**Prompt**
Please write out the records below again, switching every "candle-body" to "candle-rect" and keeping everything else the same.

**Listing**
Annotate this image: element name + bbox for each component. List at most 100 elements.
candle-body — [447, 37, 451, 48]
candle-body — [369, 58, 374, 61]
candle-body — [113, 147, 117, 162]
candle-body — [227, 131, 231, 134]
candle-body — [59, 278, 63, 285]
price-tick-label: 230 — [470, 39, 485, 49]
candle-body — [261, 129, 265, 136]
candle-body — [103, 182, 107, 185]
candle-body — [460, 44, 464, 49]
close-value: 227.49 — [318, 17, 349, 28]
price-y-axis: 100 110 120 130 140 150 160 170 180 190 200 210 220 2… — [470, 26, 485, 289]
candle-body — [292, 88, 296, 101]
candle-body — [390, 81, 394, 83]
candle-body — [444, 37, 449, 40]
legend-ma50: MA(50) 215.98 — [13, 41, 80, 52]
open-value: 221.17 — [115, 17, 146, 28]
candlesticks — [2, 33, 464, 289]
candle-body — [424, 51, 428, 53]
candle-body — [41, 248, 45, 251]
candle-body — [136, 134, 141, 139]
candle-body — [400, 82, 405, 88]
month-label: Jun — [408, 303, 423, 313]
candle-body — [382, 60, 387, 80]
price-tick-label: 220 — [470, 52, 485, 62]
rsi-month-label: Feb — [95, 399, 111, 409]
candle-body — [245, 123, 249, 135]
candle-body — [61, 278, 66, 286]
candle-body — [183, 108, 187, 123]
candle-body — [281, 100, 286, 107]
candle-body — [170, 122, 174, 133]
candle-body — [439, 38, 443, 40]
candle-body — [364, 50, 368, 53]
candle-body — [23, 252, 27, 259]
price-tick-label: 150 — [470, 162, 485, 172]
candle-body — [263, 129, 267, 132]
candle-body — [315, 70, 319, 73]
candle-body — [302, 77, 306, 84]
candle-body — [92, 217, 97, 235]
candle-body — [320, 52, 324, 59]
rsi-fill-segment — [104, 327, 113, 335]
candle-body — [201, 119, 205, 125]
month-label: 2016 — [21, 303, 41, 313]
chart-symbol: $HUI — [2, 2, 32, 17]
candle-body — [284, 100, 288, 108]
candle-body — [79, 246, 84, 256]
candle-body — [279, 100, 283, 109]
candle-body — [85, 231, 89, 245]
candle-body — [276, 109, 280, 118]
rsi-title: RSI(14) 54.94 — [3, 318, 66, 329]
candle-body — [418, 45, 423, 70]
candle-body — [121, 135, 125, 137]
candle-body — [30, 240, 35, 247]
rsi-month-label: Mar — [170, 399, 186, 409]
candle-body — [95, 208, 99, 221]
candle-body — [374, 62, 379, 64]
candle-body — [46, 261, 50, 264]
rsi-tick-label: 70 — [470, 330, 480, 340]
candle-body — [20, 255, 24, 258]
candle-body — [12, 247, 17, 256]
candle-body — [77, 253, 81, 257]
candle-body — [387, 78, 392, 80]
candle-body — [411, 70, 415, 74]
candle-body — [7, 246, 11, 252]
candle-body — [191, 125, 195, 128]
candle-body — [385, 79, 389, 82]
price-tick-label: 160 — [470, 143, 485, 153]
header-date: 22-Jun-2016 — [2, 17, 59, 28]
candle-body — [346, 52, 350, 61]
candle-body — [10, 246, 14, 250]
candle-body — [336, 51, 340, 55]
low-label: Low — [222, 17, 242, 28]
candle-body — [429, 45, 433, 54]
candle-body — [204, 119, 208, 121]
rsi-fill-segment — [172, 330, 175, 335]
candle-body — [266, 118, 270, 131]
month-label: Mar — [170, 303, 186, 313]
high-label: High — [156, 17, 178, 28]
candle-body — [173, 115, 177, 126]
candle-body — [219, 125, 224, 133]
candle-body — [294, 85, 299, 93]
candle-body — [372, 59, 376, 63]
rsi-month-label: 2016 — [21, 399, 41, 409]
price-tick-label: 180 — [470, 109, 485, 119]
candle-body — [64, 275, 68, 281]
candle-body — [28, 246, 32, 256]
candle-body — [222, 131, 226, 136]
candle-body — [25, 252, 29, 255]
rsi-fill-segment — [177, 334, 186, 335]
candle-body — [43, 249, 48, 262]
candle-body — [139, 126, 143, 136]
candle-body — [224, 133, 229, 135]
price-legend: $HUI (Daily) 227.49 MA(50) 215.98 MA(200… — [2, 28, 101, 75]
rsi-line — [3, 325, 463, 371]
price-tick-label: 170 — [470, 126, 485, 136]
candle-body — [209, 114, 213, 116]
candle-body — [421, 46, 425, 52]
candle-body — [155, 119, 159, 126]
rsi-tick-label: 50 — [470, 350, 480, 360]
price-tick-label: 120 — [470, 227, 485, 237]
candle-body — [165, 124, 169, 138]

**Response to the task**
Annotate this image: element name + bbox for each component. List at most 100 elements.
candle-rect — [447, 37, 451, 48]
candle-rect — [369, 58, 374, 61]
candle-rect — [113, 147, 117, 162]
candle-rect — [227, 131, 231, 134]
candle-rect — [59, 278, 63, 285]
price-tick-label: 230 — [470, 39, 485, 49]
candle-rect — [261, 129, 265, 136]
candle-rect — [103, 182, 107, 185]
candle-rect — [460, 44, 464, 49]
close-value: 227.49 — [318, 17, 349, 28]
price-y-axis: 100 110 120 130 140 150 160 170 180 190 200 210 220 2… — [470, 26, 485, 289]
candle-rect — [292, 88, 296, 101]
candle-rect — [390, 81, 394, 83]
candle-rect — [444, 37, 449, 40]
legend-ma50: MA(50) 215.98 — [13, 41, 80, 52]
open-value: 221.17 — [115, 17, 146, 28]
candlesticks — [2, 33, 464, 289]
candle-rect — [424, 51, 428, 53]
candle-rect — [41, 248, 45, 251]
candle-rect — [136, 134, 141, 139]
candle-rect — [400, 82, 405, 88]
month-label: Jun — [408, 303, 423, 313]
candle-rect — [382, 60, 387, 80]
price-tick-label: 220 — [470, 52, 485, 62]
rsi-month-label: Feb — [95, 399, 111, 409]
candle-rect — [245, 123, 249, 135]
candle-rect — [61, 278, 66, 286]
candle-rect — [183, 108, 187, 123]
candle-rect — [281, 100, 286, 107]
candle-rect — [170, 122, 174, 133]
candle-rect — [439, 38, 443, 40]
candle-rect — [364, 50, 368, 53]
candle-rect — [23, 252, 27, 259]
price-tick-label: 150 — [470, 162, 485, 172]
candle-rect — [263, 129, 267, 132]
candle-rect — [315, 70, 319, 73]
candle-rect — [302, 77, 306, 84]
candle-rect — [92, 217, 97, 235]
candle-rect — [320, 52, 324, 59]
rsi-fill-segment — [104, 327, 113, 335]
candle-rect — [201, 119, 205, 125]
month-label: 2016 — [21, 303, 41, 313]
chart-symbol: $HUI — [2, 2, 32, 17]
candle-rect — [284, 100, 288, 108]
candle-rect — [79, 246, 84, 256]
candle-rect — [279, 100, 283, 109]
candle-rect — [85, 231, 89, 245]
candle-rect — [276, 109, 280, 118]
rsi-title: RSI(14) 54.94 — [3, 318, 66, 329]
candle-rect — [418, 45, 423, 70]
candle-rect — [121, 135, 125, 137]
candle-rect — [30, 240, 35, 247]
rsi-month-label: Mar — [170, 399, 186, 409]
candle-rect — [95, 208, 99, 221]
candle-rect — [374, 62, 379, 64]
candle-rect — [46, 261, 50, 264]
rsi-tick-label: 70 — [470, 330, 480, 340]
candle-rect — [20, 255, 24, 258]
candle-rect — [12, 247, 17, 256]
candle-rect — [77, 253, 81, 257]
candle-rect — [387, 78, 392, 80]
candle-rect — [411, 70, 415, 74]
candle-rect — [7, 246, 11, 252]
candle-rect — [191, 125, 195, 128]
candle-rect — [385, 79, 389, 82]
price-tick-label: 160 — [470, 143, 485, 153]
header-date: 22-Jun-2016 — [2, 17, 59, 28]
candle-rect — [346, 52, 350, 61]
candle-rect — [10, 246, 14, 250]
candle-rect — [336, 51, 340, 55]
low-label: Low — [222, 17, 242, 28]
candle-rect — [429, 45, 433, 54]
candle-rect — [204, 119, 208, 121]
rsi-fill-segment — [172, 330, 175, 335]
candle-rect — [266, 118, 270, 131]
month-label: Mar — [170, 303, 186, 313]
high-label: High — [156, 17, 178, 28]
candle-rect — [173, 115, 177, 126]
candle-rect — [219, 125, 224, 133]
candle-rect — [294, 85, 299, 93]
candle-rect — [372, 59, 376, 63]
rsi-month-label: 2016 — [21, 399, 41, 409]
price-tick-label: 180 — [470, 109, 485, 119]
candle-rect — [64, 275, 68, 281]
candle-rect — [28, 246, 32, 256]
candle-rect — [222, 131, 226, 136]
candle-rect — [25, 252, 29, 255]
rsi-fill-segment — [177, 334, 186, 335]
candle-rect — [43, 249, 48, 262]
candle-rect — [139, 126, 143, 136]
candle-rect — [224, 133, 229, 135]
price-legend: $HUI (Daily) 227.49 MA(50) 215.98 MA(200… — [2, 28, 101, 75]
rsi-line — [3, 325, 463, 371]
price-tick-label: 170 — [470, 126, 485, 136]
candle-rect — [209, 114, 213, 116]
candle-rect — [421, 46, 425, 52]
candle-rect — [155, 119, 159, 126]
rsi-tick-label: 50 — [470, 350, 480, 360]
price-tick-label: 120 — [470, 227, 485, 237]
candle-rect — [165, 124, 169, 138]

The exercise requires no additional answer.